■ Required work
Reproduce each line of the material exactly, minus any picture.

■ Record set
◇ ◇ ◇

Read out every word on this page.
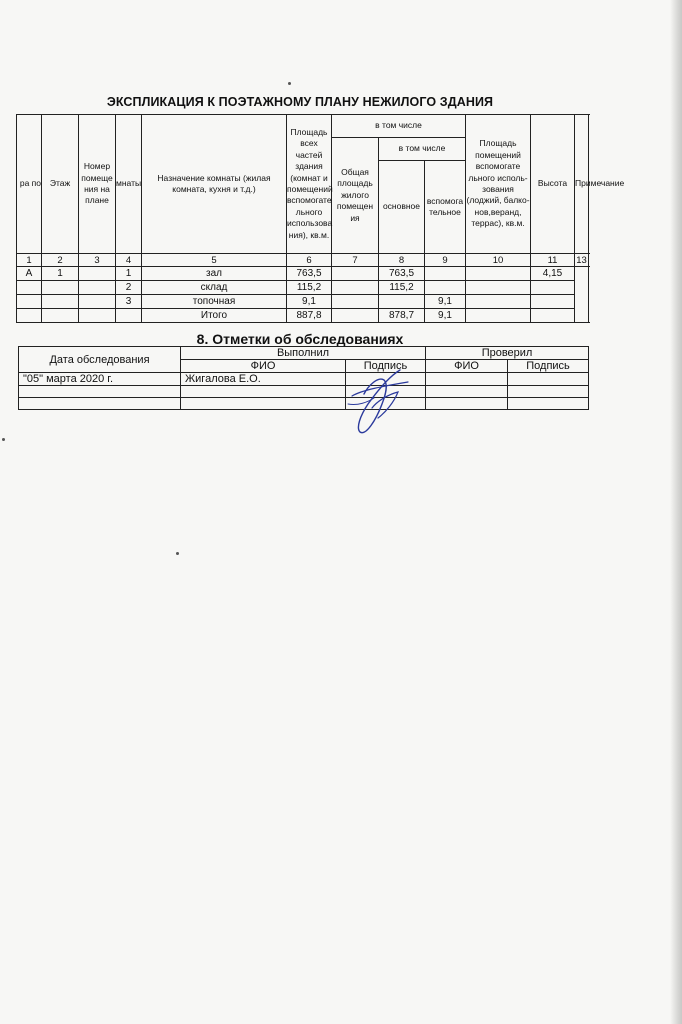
ЭКСПЛИКАЦИЯ К ПОЭТАЖНОМУ ПЛАНУ НЕЖИЛОГО ЗДАНИЯ
ра по	Этаж	Номер помеще ния на плане	мнаты	Назначение комнаты (жилая комната, кухня и т.д.)	Площадь всех частей здания (комнат и помещений вспомогате льного использова ния), кв.м.	в том числе			Площадь помещений вспомогате льного исполь- зования (лоджий, балко- нов,веранд, террас), кв.м.	Высота	Примечание
						Общая площадь жилого помещен ия	в том числе				
							основное	вспомога тельное			
1	2	3	4	5	6	7	8	9	10	11	13
А	1		1	зал	763,5		763,5			4,15	
			2	склад	115,2		115,2				
			3	топочная	9,1			9,1			
				Итого	887,8		878,7	9,1			
8. Отметки об обследованиях
Дата обследования	Выполнил		Проверил	
	ФИО	Подпись	ФИО	Подпись
"05" марта 2020 г.	Жигалова Е.О.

◇ ◇ ◇

■ Complete response
Read out every word on this page.
ЭКСПЛИКАЦИЯ К ПОЭТАЖНОМУ ПЛАНУ НЕЖИЛОГО ЗДАНИЯ
ра по	Этаж	Номер помеще ния на плане	мнаты	Назначение комнаты (жилая комната, кухня и т.д.)	Площадь всех частей здания (комнат и помещений вспомогате льного использова ния), кв.м.	в том числе			Площадь помещений вспомогате льного исполь- зования (лоджий, балко- нов,веранд, террас), кв.м.	Высота	Примечание
						Общая площадь жилого помещен ия	в том числе				
							основное	вспомога тельное			
1	2	3	4	5	6	7	8	9	10	11	13
А	1		1	зал	763,5		763,5			4,15	
			2	склад	115,2		115,2				
			3	топочная	9,1			9,1			
				Итого	887,8		878,7	9,1			
8. Отметки об обследованиях
Дата обследования	Выполнил		Проверил	
	ФИО	Подпись	ФИО	Подпись
"05" марта 2020 г.	Жигалова Е.О.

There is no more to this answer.